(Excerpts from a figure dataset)
= = = = = = =

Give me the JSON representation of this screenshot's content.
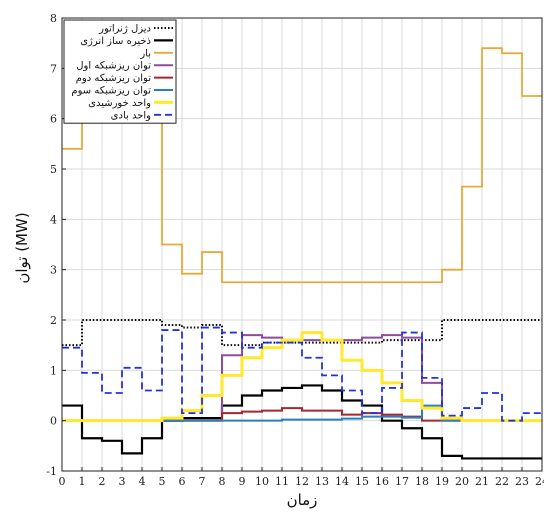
{
  "chart_data": {
    "type": "line",
    "step": true,
    "xlabel": "زمان",
    "ylabel": "توان (MW)",
    "xlim": [
      0,
      24
    ],
    "ylim": [
      -1,
      8
    ],
    "xticks": [
      0,
      1,
      2,
      3,
      4,
      5,
      6,
      7,
      8,
      9,
      10,
      11,
      12,
      13,
      14,
      15,
      16,
      17,
      18,
      19,
      20,
      21,
      22,
      23,
      24
    ],
    "xtick_labels": [
      "0",
      "1",
      "2",
      "3",
      "4",
      "5",
      "6",
      "7",
      "8",
      "9",
      "10",
      "11",
      "12",
      "13",
      "14",
      "15",
      "16",
      "17",
      "18",
      "19",
      "20",
      "21",
      "22",
      "23",
      "24"
    ],
    "yticks": [
      -1,
      0,
      1,
      2,
      3,
      4,
      5,
      6,
      7,
      8
    ],
    "ytick_labels": [
      "-1",
      "0",
      "1",
      "2",
      "3",
      "4",
      "5",
      "6",
      "7",
      "8"
    ],
    "grid": true,
    "legend_position": "top-left",
    "series": [
      {
        "name": "دیزل ژنراتور",
        "color": "#000000",
        "dash": "dot",
        "width": 2,
        "values": [
          1.5,
          2.0,
          2.0,
          2.0,
          2.0,
          1.9,
          1.85,
          1.9,
          1.5,
          1.5,
          1.55,
          1.55,
          1.55,
          1.55,
          1.55,
          1.55,
          1.6,
          1.6,
          1.6,
          2.0,
          2.0,
          2.0,
          2.0,
          2.0
        ]
      },
      {
        "name": "ذخیره ساز انرژی",
        "color": "#000000",
        "dash": "solid",
        "width": 2.2,
        "values": [
          0.3,
          -0.35,
          -0.4,
          -0.65,
          -0.35,
          0.0,
          0.05,
          0.05,
          0.3,
          0.5,
          0.6,
          0.65,
          0.7,
          0.6,
          0.4,
          0.3,
          0.0,
          -0.15,
          -0.35,
          -0.7,
          -0.75,
          -0.75,
          -0.75,
          -0.75
        ]
      },
      {
        "name": "بار",
        "color": "#e8a93a",
        "dash": "solid",
        "width": 1.8,
        "values": [
          5.4,
          7.3,
          7.3,
          7.3,
          7.3,
          3.5,
          2.92,
          3.35,
          2.75,
          2.75,
          2.75,
          2.75,
          2.75,
          2.75,
          2.75,
          2.75,
          2.75,
          2.75,
          2.75,
          3.0,
          4.65,
          7.4,
          7.3,
          6.45
        ]
      },
      {
        "name": "توان ریزشبکه اول",
        "color": "#8e4c9e",
        "dash": "solid",
        "width": 2,
        "values": [
          0,
          0,
          0,
          0,
          0,
          0,
          0,
          0,
          1.3,
          1.7,
          1.65,
          1.6,
          1.6,
          1.6,
          1.6,
          1.65,
          1.7,
          1.65,
          0.75,
          0,
          0,
          0,
          0,
          0
        ]
      },
      {
        "name": "توان ریزشبکه دوم",
        "color": "#a8262f",
        "dash": "solid",
        "width": 2,
        "values": [
          0,
          0,
          0,
          0,
          0,
          0,
          0,
          0,
          0.15,
          0.18,
          0.2,
          0.25,
          0.2,
          0.2,
          0.12,
          0.15,
          0.12,
          0.08,
          0.0,
          0,
          0,
          0,
          0,
          0
        ]
      },
      {
        "name": "توان ریزشبکه سوم",
        "color": "#2a7fc1",
        "dash": "solid",
        "width": 2,
        "values": [
          0,
          0,
          0,
          0,
          0,
          0,
          0,
          0,
          0,
          0,
          0.0,
          0.02,
          0.02,
          0.02,
          0.04,
          0.08,
          0.08,
          0.06,
          0.3,
          0,
          0,
          0,
          0,
          0
        ]
      },
      {
        "name": "واحد خورشیدی",
        "color": "#ffe92e",
        "dash": "solid",
        "width": 3,
        "values": [
          0,
          0,
          0,
          0,
          0,
          0.05,
          0.2,
          0.5,
          0.9,
          1.25,
          1.45,
          1.6,
          1.75,
          1.6,
          1.2,
          1.0,
          0.75,
          0.4,
          0.25,
          0.05,
          0,
          0,
          0,
          0
        ]
      },
      {
        "name": "واحد بادی",
        "color": "#2233dd",
        "dash": "dash",
        "width": 1.8,
        "values": [
          1.45,
          0.95,
          0.55,
          1.05,
          0.6,
          1.8,
          0.15,
          1.85,
          1.75,
          1.45,
          1.55,
          1.55,
          1.25,
          0.9,
          0.6,
          0.15,
          0.65,
          1.75,
          0.85,
          0.1,
          0.25,
          0.55,
          0.0,
          0.15
        ]
      }
    ]
  }
}
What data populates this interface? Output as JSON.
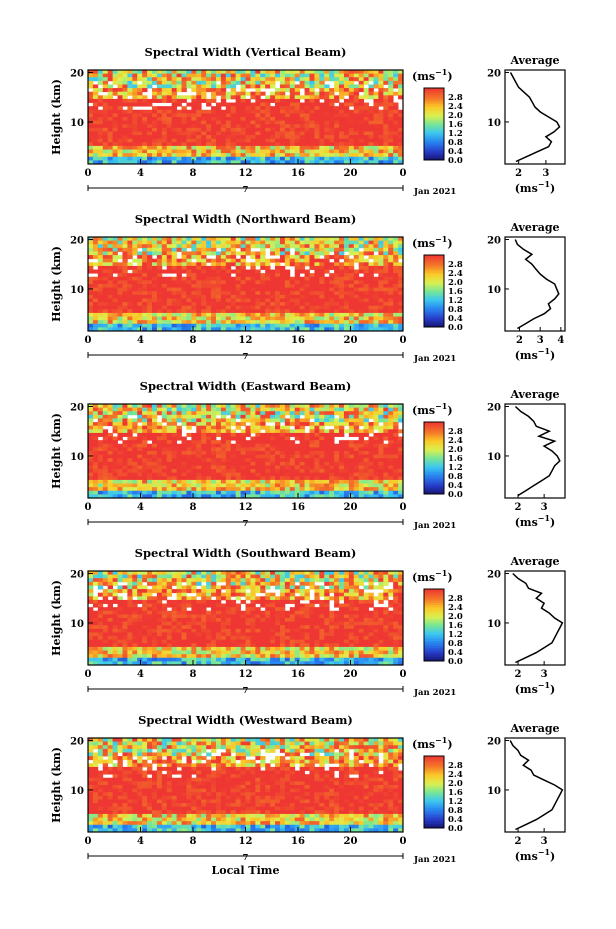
{
  "figure": {
    "ylabel": "Height (km)",
    "xlabel": "Local Time",
    "unit_label": "(ms",
    "unit_exp": "−1",
    "date_label": "Jan 2021",
    "day_label": "7",
    "avg_title": "Average"
  },
  "chart_data": [
    {
      "type": "heatmap",
      "title": "Spectral Width (Vertical Beam)",
      "xlabel": "Local Time",
      "ylabel": "Height (km)",
      "xlim": [
        0,
        24
      ],
      "ylim": [
        1.5,
        20.5
      ],
      "x_ticks": [
        "0",
        "4",
        "8",
        "12",
        "16",
        "20",
        "0"
      ],
      "y_ticks": [
        "10",
        "20"
      ],
      "colorbar": {
        "label": "(ms−1)",
        "range": [
          0,
          3.2
        ],
        "ticks": [
          "0.0",
          "0.4",
          "0.8",
          "1.2",
          "1.6",
          "2.0",
          "2.4",
          "2.8"
        ]
      },
      "average_profile": {
        "title": "Average",
        "xlabel": "(ms−1)",
        "x_ticks": [
          "2",
          "3"
        ],
        "xlim": [
          1.5,
          3.7
        ],
        "points": [
          [
            1.9,
            2
          ],
          [
            2.3,
            3
          ],
          [
            2.7,
            4
          ],
          [
            3.1,
            5
          ],
          [
            3.2,
            6
          ],
          [
            3.0,
            7
          ],
          [
            3.3,
            8
          ],
          [
            3.5,
            9
          ],
          [
            3.4,
            10
          ],
          [
            3.1,
            11
          ],
          [
            2.8,
            12
          ],
          [
            2.6,
            13
          ],
          [
            2.5,
            14
          ],
          [
            2.4,
            15
          ],
          [
            2.2,
            16
          ],
          [
            2.0,
            17
          ],
          [
            1.9,
            18
          ],
          [
            1.8,
            19
          ],
          [
            1.7,
            20
          ]
        ]
      }
    },
    {
      "type": "heatmap",
      "title": "Spectral Width (Northward Beam)",
      "xlabel": "Local Time",
      "ylabel": "Height (km)",
      "xlim": [
        0,
        24
      ],
      "ylim": [
        1.5,
        20.5
      ],
      "x_ticks": [
        "0",
        "4",
        "8",
        "12",
        "16",
        "20",
        "0"
      ],
      "y_ticks": [
        "10",
        "20"
      ],
      "colorbar": {
        "label": "(ms−1)",
        "range": [
          0,
          3.2
        ],
        "ticks": [
          "0.0",
          "0.4",
          "0.8",
          "1.2",
          "1.6",
          "2.0",
          "2.4",
          "2.8"
        ]
      },
      "average_profile": {
        "title": "Average",
        "xlabel": "(ms−1)",
        "x_ticks": [
          "2",
          "3",
          "4"
        ],
        "xlim": [
          1.3,
          4.2
        ],
        "points": [
          [
            1.9,
            2
          ],
          [
            2.3,
            3
          ],
          [
            2.7,
            4
          ],
          [
            3.2,
            5
          ],
          [
            3.5,
            6
          ],
          [
            3.4,
            7
          ],
          [
            3.7,
            8
          ],
          [
            3.9,
            9
          ],
          [
            3.8,
            10
          ],
          [
            3.7,
            11
          ],
          [
            3.3,
            12
          ],
          [
            3.0,
            13
          ],
          [
            2.8,
            14
          ],
          [
            2.6,
            15
          ],
          [
            2.3,
            16
          ],
          [
            2.6,
            17
          ],
          [
            2.2,
            18
          ],
          [
            1.9,
            19
          ],
          [
            1.8,
            20
          ]
        ]
      }
    },
    {
      "type": "heatmap",
      "title": "Spectral Width (Eastward Beam)",
      "xlabel": "Local Time",
      "ylabel": "Height (km)",
      "xlim": [
        0,
        24
      ],
      "ylim": [
        1.5,
        20.5
      ],
      "x_ticks": [
        "0",
        "4",
        "8",
        "12",
        "16",
        "20",
        "0"
      ],
      "y_ticks": [
        "10",
        "20"
      ],
      "colorbar": {
        "label": "(ms−1)",
        "range": [
          0,
          3.2
        ],
        "ticks": [
          "0.0",
          "0.4",
          "0.8",
          "1.2",
          "1.6",
          "2.0",
          "2.4",
          "2.8"
        ]
      },
      "average_profile": {
        "title": "Average",
        "xlabel": "(ms−1)",
        "x_ticks": [
          "2",
          "3"
        ],
        "xlim": [
          1.5,
          3.8
        ],
        "points": [
          [
            2.0,
            2
          ],
          [
            2.3,
            3
          ],
          [
            2.6,
            4
          ],
          [
            2.9,
            5
          ],
          [
            3.2,
            6
          ],
          [
            3.3,
            7
          ],
          [
            3.4,
            8
          ],
          [
            3.6,
            9
          ],
          [
            3.5,
            10
          ],
          [
            3.3,
            11
          ],
          [
            3.0,
            12
          ],
          [
            3.4,
            13
          ],
          [
            2.8,
            14
          ],
          [
            3.2,
            15
          ],
          [
            2.7,
            16
          ],
          [
            2.6,
            17
          ],
          [
            2.4,
            18
          ],
          [
            2.1,
            19
          ],
          [
            1.9,
            20
          ]
        ]
      }
    },
    {
      "type": "heatmap",
      "title": "Spectral Width (Southward Beam)",
      "xlabel": "Local Time",
      "ylabel": "Height (km)",
      "xlim": [
        0,
        24
      ],
      "ylim": [
        1.5,
        20.5
      ],
      "x_ticks": [
        "0",
        "4",
        "8",
        "12",
        "16",
        "20",
        "0"
      ],
      "y_ticks": [
        "10",
        "20"
      ],
      "colorbar": {
        "label": "(ms−1)",
        "range": [
          0,
          3.2
        ],
        "ticks": [
          "0.0",
          "0.4",
          "0.8",
          "1.2",
          "1.6",
          "2.0",
          "2.4",
          "2.8"
        ]
      },
      "average_profile": {
        "title": "Average",
        "xlabel": "(ms−1)",
        "x_ticks": [
          "2",
          "3"
        ],
        "xlim": [
          1.5,
          3.8
        ],
        "points": [
          [
            1.9,
            2
          ],
          [
            2.3,
            3
          ],
          [
            2.7,
            4
          ],
          [
            3.0,
            5
          ],
          [
            3.3,
            6
          ],
          [
            3.4,
            7
          ],
          [
            3.5,
            8
          ],
          [
            3.6,
            9
          ],
          [
            3.7,
            10
          ],
          [
            3.4,
            11
          ],
          [
            3.2,
            12
          ],
          [
            2.9,
            13
          ],
          [
            3.0,
            14
          ],
          [
            2.7,
            15
          ],
          [
            2.9,
            16
          ],
          [
            2.4,
            17
          ],
          [
            2.3,
            18
          ],
          [
            2.0,
            19
          ],
          [
            1.8,
            20
          ]
        ]
      }
    },
    {
      "type": "heatmap",
      "title": "Spectral Width (Westward Beam)",
      "xlabel": "Local Time",
      "ylabel": "Height (km)",
      "xlim": [
        0,
        24
      ],
      "ylim": [
        1.5,
        20.5
      ],
      "x_ticks": [
        "0",
        "4",
        "8",
        "12",
        "16",
        "20",
        "0"
      ],
      "y_ticks": [
        "10",
        "20"
      ],
      "colorbar": {
        "label": "(ms−1)",
        "range": [
          0,
          3.2
        ],
        "ticks": [
          "0.0",
          "0.4",
          "0.8",
          "1.2",
          "1.6",
          "2.0",
          "2.4",
          "2.8"
        ]
      },
      "average_profile": {
        "title": "Average",
        "xlabel": "(ms−1)",
        "x_ticks": [
          "2",
          "3"
        ],
        "xlim": [
          1.5,
          3.8
        ],
        "points": [
          [
            1.9,
            2
          ],
          [
            2.3,
            3
          ],
          [
            2.7,
            4
          ],
          [
            3.0,
            5
          ],
          [
            3.3,
            6
          ],
          [
            3.4,
            7
          ],
          [
            3.5,
            8
          ],
          [
            3.6,
            9
          ],
          [
            3.7,
            10
          ],
          [
            3.4,
            11
          ],
          [
            3.0,
            12
          ],
          [
            2.6,
            13
          ],
          [
            2.5,
            14
          ],
          [
            2.2,
            15
          ],
          [
            2.4,
            16
          ],
          [
            2.1,
            17
          ],
          [
            2.0,
            18
          ],
          [
            1.8,
            19
          ],
          [
            1.7,
            20
          ]
        ]
      }
    }
  ]
}
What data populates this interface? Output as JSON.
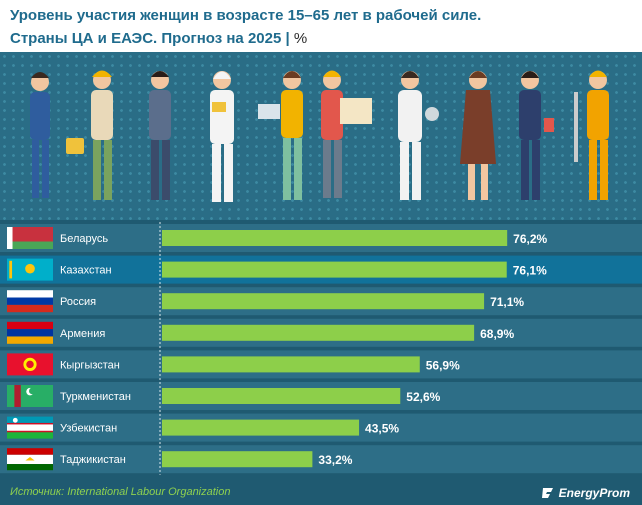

= = = = = = =

(Required task)
Copy every line that includes the string "ریزشبکه" from the material above.

(Correct answer)
        "name": "توان ریزشبکه اول",
        "name": "توان ریزشبکه دوم",
        "name": "توان ریزشبکه سوم",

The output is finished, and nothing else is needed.